* Begin Data shown *

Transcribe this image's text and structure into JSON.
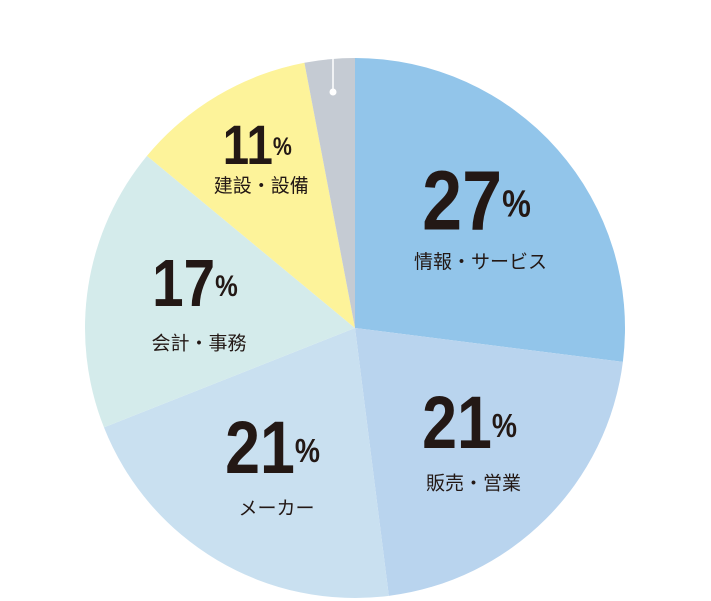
{
  "chart_data": {
    "type": "pie",
    "categories": [
      "情報・サービス",
      "販売・営業",
      "メーカー",
      "会計・事務",
      "建設・設備",
      null
    ],
    "values": [
      27,
      21,
      21,
      17,
      11,
      3
    ],
    "value_labels": [
      "27%",
      "21%",
      "21%",
      "17%",
      "11%",
      null
    ],
    "colors": [
      "#92c5ea",
      "#b9d4ee",
      "#c9e0f0",
      "#d4ebeb",
      "#fdf39a",
      "#c5cbd3"
    ]
  }
}
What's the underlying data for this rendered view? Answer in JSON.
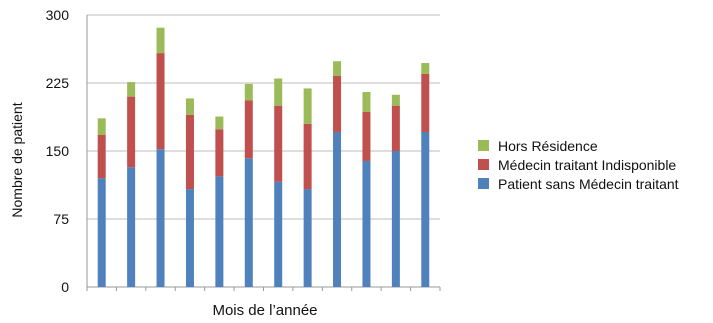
{
  "chart_data": {
    "type": "bar",
    "stacked": true,
    "categories": [
      "",
      "",
      "",
      "",
      "",
      "",
      "",
      "",
      "",
      "",
      "",
      ""
    ],
    "series": [
      {
        "name": "Patient sans Médecin traitant",
        "color": "#4f81bd",
        "values": [
          120,
          132,
          152,
          108,
          122,
          142,
          116,
          108,
          171,
          139,
          150,
          171
        ]
      },
      {
        "name": "Médecin traitant Indisponible",
        "color": "#c0504d",
        "values": [
          48,
          78,
          106,
          82,
          52,
          64,
          84,
          72,
          62,
          54,
          50,
          64
        ]
      },
      {
        "name": "Hors Résidence",
        "color": "#9bbb59",
        "values": [
          18,
          16,
          28,
          18,
          14,
          18,
          30,
          39,
          16,
          22,
          12,
          12
        ]
      }
    ],
    "xlabel": "Mois de l’année",
    "ylabel": "Nombre de patient",
    "ylim": [
      0,
      300
    ],
    "yticks": [
      0,
      75,
      150,
      225,
      300
    ],
    "grid": true,
    "legend_position": "right"
  }
}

* End Data shown *

▶ _Task details_
Set down the lines of the records above exactly, apart from the pictures.

▶ _Solution below_
Transcribe this image's text and structure into JSON.
{
  "chart_data": {
    "type": "pie",
    "categories": [
      "情報・サービス",
      "販売・営業",
      "メーカー",
      "会計・事務",
      "建設・設備",
      null
    ],
    "values": [
      27,
      21,
      21,
      17,
      11,
      3
    ],
    "value_labels": [
      "27%",
      "21%",
      "21%",
      "17%",
      "11%",
      null
    ],
    "colors": [
      "#92c5ea",
      "#b9d4ee",
      "#c9e0f0",
      "#d4ebeb",
      "#fdf39a",
      "#c5cbd3"
    ]
  }
}
What's the underlying data for this rendered view? Answer in JSON.
{
  "chart_data": {
    "type": "bar",
    "stacked": true,
    "categories": [
      "",
      "",
      "",
      "",
      "",
      "",
      "",
      "",
      "",
      "",
      "",
      ""
    ],
    "series": [
      {
        "name": "Patient sans Médecin traitant",
        "color": "#4f81bd",
        "values": [
          120,
          132,
          152,
          108,
          122,
          142,
          116,
          108,
          171,
          139,
          150,
          171
        ]
      },
      {
        "name": "Médecin traitant Indisponible",
        "color": "#c0504d",
        "values": [
          48,
          78,
          106,
          82,
          52,
          64,
          84,
          72,
          62,
          54,
          50,
          64
        ]
      },
      {
        "name": "Hors Résidence",
        "color": "#9bbb59",
        "values": [
          18,
          16,
          28,
          18,
          14,
          18,
          30,
          39,
          16,
          22,
          12,
          12
        ]
      }
    ],
    "xlabel": "Mois de l’année",
    "ylabel": "Nombre de patient",
    "ylim": [
      0,
      300
    ],
    "yticks": [
      0,
      75,
      150,
      225,
      300
    ],
    "grid": true,
    "legend_position": "right"
  }
}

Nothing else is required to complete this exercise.